(Collection entries)
--- BEGIN ---
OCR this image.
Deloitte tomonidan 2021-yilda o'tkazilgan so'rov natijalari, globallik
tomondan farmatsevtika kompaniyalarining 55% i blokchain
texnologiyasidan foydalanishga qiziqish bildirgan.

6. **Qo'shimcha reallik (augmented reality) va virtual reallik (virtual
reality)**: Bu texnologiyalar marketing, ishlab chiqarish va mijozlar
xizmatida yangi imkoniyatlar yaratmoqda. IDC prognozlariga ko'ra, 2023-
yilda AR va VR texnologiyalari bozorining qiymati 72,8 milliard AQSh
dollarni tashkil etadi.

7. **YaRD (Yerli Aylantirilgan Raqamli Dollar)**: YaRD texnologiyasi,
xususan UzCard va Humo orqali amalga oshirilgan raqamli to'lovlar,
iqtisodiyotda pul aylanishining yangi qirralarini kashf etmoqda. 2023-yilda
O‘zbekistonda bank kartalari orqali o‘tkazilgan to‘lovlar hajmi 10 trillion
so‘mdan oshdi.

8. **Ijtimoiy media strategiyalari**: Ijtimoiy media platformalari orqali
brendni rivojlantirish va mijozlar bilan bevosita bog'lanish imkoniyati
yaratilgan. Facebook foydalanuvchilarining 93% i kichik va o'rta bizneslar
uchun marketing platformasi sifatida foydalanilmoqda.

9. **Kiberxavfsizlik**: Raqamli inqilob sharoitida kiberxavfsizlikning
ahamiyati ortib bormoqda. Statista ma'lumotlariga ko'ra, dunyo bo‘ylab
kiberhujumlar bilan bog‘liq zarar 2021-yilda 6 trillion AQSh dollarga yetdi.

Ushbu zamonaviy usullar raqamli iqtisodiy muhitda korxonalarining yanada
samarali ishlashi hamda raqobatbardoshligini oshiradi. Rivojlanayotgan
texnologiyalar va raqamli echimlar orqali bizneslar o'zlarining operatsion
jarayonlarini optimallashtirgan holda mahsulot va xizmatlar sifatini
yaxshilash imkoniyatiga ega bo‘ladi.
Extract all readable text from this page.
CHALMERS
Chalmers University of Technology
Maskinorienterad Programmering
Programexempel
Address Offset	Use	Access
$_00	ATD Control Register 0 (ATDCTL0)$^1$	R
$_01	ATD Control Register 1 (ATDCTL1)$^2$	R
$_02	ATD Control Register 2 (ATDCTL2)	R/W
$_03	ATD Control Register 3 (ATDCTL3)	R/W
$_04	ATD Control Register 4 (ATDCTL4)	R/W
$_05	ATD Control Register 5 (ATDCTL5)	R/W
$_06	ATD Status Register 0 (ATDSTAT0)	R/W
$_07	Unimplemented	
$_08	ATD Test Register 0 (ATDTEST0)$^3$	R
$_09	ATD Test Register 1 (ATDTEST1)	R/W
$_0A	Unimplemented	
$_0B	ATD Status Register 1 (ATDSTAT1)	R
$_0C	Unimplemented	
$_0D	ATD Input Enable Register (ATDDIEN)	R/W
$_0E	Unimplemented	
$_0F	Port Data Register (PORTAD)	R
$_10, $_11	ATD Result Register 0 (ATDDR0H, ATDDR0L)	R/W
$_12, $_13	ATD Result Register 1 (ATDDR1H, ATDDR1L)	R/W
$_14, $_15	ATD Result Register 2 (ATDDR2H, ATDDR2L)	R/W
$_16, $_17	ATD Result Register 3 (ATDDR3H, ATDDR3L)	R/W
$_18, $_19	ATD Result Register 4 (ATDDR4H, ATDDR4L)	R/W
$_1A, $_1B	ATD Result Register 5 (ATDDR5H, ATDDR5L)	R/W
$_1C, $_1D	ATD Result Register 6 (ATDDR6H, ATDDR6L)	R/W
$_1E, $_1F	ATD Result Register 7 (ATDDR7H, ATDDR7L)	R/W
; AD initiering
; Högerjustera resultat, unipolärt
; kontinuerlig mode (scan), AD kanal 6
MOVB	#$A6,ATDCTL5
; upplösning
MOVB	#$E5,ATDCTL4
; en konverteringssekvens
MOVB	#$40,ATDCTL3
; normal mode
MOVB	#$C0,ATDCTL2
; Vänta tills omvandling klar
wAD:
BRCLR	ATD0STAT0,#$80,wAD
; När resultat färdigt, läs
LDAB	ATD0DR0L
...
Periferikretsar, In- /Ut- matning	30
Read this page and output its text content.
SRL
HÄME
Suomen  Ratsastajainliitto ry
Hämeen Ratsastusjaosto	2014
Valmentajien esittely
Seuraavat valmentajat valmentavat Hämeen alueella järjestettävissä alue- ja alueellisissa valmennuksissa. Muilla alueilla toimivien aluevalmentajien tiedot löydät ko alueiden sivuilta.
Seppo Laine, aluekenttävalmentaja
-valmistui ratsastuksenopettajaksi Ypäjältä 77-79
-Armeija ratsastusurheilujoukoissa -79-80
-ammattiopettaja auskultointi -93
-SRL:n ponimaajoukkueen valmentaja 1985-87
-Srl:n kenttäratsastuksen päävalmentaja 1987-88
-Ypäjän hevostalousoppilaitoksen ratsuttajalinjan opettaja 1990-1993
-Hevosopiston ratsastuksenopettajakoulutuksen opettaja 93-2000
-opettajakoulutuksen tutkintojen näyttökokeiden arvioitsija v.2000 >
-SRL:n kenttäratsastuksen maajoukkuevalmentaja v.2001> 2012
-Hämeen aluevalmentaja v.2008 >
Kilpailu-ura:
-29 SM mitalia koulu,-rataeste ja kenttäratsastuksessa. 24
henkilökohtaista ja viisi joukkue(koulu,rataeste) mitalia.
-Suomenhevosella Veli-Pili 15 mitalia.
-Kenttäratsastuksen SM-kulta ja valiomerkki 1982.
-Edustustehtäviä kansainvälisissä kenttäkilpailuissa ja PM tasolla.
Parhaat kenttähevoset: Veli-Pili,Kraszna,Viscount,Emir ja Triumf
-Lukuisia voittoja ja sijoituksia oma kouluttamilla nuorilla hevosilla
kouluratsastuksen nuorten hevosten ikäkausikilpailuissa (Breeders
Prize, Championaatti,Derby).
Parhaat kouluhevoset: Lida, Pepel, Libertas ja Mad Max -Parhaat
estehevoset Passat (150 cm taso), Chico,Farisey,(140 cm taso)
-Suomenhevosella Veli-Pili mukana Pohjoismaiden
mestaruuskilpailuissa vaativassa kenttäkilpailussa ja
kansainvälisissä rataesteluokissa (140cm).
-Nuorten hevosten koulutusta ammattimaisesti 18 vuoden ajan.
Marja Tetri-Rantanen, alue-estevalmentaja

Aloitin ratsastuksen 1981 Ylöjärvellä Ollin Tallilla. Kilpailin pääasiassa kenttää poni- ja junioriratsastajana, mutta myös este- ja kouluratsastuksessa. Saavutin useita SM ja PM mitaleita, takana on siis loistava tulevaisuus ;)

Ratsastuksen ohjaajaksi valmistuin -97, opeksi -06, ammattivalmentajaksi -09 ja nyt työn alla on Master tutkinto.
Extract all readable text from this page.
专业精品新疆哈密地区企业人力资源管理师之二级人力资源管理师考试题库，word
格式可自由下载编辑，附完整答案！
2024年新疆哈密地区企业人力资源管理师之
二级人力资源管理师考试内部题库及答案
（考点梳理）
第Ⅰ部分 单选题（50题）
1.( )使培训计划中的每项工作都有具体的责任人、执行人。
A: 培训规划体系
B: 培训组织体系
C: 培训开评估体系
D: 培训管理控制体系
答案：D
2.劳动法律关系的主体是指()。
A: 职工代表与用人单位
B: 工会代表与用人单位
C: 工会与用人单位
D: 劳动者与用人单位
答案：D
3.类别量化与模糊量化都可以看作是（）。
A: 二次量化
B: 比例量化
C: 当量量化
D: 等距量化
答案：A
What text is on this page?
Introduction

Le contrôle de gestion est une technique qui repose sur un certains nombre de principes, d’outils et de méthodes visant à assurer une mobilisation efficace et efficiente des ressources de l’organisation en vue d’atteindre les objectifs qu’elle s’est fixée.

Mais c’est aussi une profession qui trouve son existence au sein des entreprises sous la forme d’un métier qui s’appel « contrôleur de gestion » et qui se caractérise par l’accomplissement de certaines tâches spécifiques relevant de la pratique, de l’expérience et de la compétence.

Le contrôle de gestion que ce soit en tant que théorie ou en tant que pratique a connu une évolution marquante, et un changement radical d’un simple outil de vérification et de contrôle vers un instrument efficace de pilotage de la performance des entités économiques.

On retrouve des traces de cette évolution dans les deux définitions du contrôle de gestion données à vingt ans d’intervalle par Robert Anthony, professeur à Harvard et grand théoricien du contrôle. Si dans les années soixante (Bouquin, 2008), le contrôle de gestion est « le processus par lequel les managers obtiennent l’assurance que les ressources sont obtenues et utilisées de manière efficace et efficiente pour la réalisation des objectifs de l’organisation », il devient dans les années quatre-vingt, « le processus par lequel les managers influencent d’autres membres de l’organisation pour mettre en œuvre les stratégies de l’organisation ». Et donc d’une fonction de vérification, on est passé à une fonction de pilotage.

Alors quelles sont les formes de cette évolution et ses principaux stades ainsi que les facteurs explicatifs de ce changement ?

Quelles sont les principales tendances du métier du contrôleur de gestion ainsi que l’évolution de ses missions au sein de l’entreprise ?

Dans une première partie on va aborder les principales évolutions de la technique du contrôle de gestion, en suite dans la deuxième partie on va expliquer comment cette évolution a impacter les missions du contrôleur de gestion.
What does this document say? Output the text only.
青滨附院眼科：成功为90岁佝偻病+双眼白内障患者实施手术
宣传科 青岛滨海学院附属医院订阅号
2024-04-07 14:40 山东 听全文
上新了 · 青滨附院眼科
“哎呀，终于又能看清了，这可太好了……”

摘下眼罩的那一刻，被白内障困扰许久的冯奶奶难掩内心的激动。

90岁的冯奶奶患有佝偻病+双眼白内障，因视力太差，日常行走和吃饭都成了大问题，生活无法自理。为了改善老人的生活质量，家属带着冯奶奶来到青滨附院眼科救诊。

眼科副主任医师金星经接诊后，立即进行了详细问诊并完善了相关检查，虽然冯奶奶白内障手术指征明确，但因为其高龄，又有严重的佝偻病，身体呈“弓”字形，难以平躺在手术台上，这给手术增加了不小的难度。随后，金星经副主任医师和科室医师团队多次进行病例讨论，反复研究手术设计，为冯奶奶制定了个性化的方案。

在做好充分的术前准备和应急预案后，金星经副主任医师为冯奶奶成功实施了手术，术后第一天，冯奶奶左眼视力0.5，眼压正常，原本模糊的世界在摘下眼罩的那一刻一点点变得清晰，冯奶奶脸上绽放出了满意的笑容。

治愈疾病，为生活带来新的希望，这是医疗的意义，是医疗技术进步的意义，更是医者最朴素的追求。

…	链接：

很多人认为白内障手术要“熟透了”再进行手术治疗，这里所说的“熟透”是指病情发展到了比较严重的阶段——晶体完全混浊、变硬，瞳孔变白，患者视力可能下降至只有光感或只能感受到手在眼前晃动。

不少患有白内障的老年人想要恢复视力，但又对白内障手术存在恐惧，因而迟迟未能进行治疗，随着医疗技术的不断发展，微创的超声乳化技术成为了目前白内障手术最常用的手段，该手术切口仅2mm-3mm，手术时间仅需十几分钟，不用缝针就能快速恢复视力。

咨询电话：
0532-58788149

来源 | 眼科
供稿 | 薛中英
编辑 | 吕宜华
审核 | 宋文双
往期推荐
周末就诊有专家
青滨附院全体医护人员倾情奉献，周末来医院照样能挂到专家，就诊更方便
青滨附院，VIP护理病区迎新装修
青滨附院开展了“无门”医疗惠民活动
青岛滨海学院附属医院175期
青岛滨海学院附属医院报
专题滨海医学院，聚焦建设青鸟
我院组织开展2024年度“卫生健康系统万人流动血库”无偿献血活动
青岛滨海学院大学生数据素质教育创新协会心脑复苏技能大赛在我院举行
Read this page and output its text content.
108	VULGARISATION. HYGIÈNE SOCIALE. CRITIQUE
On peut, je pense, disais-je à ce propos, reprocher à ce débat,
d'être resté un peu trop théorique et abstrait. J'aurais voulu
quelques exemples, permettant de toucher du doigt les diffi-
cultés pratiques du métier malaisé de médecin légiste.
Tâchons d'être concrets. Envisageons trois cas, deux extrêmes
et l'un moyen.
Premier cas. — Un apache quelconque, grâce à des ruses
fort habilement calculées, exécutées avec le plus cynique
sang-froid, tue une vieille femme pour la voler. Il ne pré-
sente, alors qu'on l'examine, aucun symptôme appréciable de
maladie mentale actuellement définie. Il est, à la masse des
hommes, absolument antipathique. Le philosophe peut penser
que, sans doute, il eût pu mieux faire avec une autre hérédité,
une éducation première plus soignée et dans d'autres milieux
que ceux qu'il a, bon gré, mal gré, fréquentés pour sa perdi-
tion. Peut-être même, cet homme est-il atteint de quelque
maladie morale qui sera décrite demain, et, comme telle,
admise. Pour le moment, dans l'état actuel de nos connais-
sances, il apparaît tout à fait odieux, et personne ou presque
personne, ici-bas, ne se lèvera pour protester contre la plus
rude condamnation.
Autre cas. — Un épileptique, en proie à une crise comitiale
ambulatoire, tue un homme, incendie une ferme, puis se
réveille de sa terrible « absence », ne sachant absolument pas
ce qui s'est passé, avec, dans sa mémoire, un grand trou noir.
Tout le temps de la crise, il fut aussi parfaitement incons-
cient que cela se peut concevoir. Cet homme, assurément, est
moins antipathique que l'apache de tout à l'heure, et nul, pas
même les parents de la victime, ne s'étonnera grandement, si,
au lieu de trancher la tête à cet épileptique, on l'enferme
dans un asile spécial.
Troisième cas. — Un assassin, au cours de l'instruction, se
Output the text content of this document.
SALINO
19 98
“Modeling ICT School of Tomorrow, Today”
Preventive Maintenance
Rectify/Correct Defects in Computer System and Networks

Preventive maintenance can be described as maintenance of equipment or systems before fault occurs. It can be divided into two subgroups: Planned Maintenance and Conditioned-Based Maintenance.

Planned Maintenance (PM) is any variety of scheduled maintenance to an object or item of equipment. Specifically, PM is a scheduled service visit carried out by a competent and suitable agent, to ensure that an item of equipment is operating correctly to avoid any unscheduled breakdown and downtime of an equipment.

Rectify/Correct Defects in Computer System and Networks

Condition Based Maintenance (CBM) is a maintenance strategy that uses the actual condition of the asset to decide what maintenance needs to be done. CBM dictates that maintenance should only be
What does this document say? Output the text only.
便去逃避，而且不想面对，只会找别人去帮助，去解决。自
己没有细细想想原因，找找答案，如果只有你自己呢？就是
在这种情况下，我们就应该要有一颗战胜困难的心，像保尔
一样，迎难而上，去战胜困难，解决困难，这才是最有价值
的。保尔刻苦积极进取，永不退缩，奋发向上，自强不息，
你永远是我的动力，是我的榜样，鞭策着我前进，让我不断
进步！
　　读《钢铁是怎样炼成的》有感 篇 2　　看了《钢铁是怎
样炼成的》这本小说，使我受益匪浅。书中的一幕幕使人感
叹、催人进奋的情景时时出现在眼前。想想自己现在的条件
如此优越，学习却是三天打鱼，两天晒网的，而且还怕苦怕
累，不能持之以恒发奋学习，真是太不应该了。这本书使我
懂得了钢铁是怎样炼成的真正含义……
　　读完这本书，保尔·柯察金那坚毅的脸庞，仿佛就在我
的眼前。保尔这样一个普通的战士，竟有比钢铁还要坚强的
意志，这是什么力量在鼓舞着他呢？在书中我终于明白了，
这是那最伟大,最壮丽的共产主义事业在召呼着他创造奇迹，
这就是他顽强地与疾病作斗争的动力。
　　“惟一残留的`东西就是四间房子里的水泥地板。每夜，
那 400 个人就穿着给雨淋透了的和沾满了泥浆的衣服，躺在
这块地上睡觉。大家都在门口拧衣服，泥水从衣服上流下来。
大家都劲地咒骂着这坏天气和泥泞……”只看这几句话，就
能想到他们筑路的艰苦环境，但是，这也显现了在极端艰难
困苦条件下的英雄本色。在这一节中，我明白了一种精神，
--- END ---
● WHAT THE TASK REQUIRES:
Copy out all lines from the material above that contain the string "Control".

● SOLUTION FOR THIS EXERCISE:
$_00	ATD Control Register 0 (ATDCTL0)$^1$	R
$_01	ATD Control Register 1 (ATDCTL1)$^2$	R
$_02	ATD Control Register 2 (ATDCTL2)	R/W
$_03	ATD Control Register 3 (ATDCTL3)	R/W
$_04	ATD Control Register 4 (ATDCTL4)	R/W
$_05	ATD Control Register 5 (ATDCTL5)	R/W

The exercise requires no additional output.